→ What the exercise asks
Reproduce word for word the whole text on sniffing live traffic from a remote Linux system with Wireshark, from its title down to its last sentence.
— START OF Source excerpt —
Howto live-sniffer traffic on a remote Linux system with Wireshark
October 2, 2016
You ask why you should need this at all? Easy, sometimes a tcpdump is not enough or not that easy to use:
- You want to check the TTL/hop count of BGP packets before activating TTL security
- You want to look at encrypted SNMPv3 packets (Wireshark is able to decrypt it, if provided the password)
- You want to look at DHCP packets and their content
Sure, it’s quite easy to sniffer on a remote Linux box with tcpdump into an file and copy that that over via scp to the local system and take a closer look at the traffic. But getting used to the feature of my Mikrotik routers to stream traffic live to my local Wireshark, I thought something similar must also be possible with normal Linux boxes. And sure it is.
— END OF Source excerpt —
— START OF Records provided —
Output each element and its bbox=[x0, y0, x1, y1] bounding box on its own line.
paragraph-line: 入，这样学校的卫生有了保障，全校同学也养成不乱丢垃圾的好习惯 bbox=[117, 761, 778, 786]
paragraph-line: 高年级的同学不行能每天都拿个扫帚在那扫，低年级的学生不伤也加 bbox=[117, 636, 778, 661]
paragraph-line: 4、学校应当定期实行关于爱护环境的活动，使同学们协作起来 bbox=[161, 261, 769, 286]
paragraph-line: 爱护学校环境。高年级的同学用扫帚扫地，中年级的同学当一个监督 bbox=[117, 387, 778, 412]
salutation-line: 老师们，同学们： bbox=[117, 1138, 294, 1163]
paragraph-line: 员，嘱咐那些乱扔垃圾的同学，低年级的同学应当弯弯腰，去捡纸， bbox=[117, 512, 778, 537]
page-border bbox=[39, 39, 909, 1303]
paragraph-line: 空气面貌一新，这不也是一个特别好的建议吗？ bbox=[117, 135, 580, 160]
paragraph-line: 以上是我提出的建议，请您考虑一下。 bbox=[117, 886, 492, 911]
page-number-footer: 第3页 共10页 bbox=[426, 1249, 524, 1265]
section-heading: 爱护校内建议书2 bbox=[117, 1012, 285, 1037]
— END OF Records provided —
→ Written answer
Howto live-sniffer traffic on a remote Linux system with Wireshark
October 2, 2016
You ask why you should need this at all? Easy, sometimes a tcpdump is not enough or not that easy to use:
- You want to check the TTL/hop count of BGP packets before activating TTL security
- You want to look at encrypted SNMPv3 packets (Wireshark is able to decrypt it, if provided the password)
- You want to look at DHCP packets and their content
Sure, it’s quite easy to sniffer on a remote Linux box with tcpdump into an file and copy that that over via scp to the local system and take a closer look at the traffic. But getting used to the feature of my Mikrotik routers to stream traffic live to my local Wireshark, I thought something similar must also be possible with normal Linux boxes. And sure it is.